* [What is expected] Show each line from the listing that includes the word "JSON".

── The records ──

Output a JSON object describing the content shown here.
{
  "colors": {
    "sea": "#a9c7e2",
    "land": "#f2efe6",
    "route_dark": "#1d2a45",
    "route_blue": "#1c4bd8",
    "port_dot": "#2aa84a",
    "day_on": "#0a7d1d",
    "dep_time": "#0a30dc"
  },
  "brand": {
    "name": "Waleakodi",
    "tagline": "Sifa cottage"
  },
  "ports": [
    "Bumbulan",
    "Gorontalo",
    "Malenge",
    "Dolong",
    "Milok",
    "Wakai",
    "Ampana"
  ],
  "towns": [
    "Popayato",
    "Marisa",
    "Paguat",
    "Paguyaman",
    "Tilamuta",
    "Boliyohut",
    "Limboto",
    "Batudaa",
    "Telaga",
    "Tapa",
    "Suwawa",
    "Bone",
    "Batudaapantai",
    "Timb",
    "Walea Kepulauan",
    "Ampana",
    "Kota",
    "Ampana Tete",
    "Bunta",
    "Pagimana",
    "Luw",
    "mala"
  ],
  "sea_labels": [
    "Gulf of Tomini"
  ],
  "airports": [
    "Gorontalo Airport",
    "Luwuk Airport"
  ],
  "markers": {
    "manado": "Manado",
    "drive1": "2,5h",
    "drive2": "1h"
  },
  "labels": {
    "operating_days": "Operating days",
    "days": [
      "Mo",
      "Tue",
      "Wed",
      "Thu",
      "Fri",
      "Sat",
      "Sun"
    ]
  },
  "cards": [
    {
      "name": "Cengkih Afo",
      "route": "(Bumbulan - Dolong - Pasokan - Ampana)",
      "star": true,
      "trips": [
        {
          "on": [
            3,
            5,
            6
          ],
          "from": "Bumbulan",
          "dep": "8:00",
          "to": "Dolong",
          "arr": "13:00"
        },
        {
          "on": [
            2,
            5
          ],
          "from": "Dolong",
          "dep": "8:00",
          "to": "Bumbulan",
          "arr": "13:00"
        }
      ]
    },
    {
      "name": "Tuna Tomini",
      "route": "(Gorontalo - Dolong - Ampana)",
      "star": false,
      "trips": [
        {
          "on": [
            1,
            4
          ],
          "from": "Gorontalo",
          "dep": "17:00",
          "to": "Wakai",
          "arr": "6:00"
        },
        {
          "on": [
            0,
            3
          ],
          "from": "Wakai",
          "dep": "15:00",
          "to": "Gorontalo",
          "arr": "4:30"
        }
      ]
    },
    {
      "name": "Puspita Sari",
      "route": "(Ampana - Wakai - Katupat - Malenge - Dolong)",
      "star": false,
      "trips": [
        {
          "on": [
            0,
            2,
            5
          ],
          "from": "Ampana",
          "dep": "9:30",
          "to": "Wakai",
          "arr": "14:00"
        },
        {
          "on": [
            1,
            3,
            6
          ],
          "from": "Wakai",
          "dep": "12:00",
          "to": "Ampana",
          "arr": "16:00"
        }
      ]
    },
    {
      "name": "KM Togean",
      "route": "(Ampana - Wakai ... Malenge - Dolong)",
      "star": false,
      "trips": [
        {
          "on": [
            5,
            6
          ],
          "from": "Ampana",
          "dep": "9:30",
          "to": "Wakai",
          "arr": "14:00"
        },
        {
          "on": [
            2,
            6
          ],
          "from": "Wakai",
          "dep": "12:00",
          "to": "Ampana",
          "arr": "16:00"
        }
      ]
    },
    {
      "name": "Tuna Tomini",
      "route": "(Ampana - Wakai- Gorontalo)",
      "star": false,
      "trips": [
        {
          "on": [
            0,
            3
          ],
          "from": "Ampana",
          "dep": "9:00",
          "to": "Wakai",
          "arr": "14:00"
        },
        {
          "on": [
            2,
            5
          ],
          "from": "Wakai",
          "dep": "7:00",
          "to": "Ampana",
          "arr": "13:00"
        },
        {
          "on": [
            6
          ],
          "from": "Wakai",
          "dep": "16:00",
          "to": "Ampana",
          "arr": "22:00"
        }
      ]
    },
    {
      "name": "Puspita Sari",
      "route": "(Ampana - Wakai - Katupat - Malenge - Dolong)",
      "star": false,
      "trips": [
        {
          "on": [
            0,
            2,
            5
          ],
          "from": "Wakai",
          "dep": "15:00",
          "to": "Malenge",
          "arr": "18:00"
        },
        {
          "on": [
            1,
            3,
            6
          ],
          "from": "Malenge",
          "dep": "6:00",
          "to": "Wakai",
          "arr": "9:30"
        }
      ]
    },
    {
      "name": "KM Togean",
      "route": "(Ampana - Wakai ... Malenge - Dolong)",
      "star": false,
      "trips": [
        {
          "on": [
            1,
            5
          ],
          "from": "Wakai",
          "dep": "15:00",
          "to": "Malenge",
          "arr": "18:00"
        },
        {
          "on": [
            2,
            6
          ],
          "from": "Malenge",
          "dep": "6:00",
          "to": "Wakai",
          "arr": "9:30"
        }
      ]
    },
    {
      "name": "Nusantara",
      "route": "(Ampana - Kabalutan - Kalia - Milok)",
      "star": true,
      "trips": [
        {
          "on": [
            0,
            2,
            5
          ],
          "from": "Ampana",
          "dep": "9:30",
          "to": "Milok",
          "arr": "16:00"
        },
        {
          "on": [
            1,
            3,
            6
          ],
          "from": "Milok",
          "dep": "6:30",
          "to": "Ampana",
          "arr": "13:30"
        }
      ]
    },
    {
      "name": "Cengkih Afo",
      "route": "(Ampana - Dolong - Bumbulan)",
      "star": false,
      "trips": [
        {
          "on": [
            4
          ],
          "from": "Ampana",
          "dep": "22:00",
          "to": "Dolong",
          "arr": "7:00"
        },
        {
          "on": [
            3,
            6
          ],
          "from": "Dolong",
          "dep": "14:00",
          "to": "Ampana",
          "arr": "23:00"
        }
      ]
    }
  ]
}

───
── The records ──

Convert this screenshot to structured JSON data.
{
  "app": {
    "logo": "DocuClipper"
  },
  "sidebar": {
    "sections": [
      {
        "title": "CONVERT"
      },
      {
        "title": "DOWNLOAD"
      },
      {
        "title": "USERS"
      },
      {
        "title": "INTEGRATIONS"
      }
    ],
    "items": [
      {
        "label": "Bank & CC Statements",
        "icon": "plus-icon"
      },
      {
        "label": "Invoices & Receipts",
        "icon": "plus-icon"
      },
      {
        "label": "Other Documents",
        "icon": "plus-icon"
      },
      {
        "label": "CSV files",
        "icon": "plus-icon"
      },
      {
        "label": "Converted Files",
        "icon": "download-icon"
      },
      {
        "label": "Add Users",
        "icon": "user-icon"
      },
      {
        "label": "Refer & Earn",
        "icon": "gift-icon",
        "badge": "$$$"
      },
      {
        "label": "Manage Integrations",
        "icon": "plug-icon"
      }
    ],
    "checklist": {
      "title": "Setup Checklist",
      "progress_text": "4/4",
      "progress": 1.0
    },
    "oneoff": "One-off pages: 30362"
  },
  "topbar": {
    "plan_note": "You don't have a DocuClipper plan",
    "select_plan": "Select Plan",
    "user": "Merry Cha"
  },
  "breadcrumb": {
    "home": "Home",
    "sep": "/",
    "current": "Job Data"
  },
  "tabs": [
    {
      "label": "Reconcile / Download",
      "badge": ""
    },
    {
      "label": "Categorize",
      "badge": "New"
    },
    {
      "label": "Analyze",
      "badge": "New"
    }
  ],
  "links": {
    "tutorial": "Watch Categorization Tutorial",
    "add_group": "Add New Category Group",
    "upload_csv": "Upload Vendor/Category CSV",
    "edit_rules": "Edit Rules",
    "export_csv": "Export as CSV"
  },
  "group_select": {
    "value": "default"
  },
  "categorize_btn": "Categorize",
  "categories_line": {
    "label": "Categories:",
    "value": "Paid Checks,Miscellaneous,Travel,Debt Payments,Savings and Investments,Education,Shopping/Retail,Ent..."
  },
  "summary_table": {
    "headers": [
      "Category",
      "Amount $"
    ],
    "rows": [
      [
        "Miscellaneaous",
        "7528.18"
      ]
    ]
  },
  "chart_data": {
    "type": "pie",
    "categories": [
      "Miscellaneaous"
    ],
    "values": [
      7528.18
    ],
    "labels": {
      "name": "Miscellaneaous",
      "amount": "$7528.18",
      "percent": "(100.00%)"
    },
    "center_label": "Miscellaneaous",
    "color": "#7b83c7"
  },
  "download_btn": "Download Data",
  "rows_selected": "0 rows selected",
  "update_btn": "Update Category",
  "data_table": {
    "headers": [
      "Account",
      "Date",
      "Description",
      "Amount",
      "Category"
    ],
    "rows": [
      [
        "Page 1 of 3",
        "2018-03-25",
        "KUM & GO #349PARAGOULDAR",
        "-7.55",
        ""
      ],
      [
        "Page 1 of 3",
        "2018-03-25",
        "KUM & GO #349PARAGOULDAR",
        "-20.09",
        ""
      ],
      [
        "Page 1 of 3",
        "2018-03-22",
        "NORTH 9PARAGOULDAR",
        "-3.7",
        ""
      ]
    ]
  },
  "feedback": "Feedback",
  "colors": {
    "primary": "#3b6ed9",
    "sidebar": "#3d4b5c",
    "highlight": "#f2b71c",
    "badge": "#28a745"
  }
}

───

* [Written solution]
Output a JSON object describing the content shown here.
Convert this screenshot to structured JSON data.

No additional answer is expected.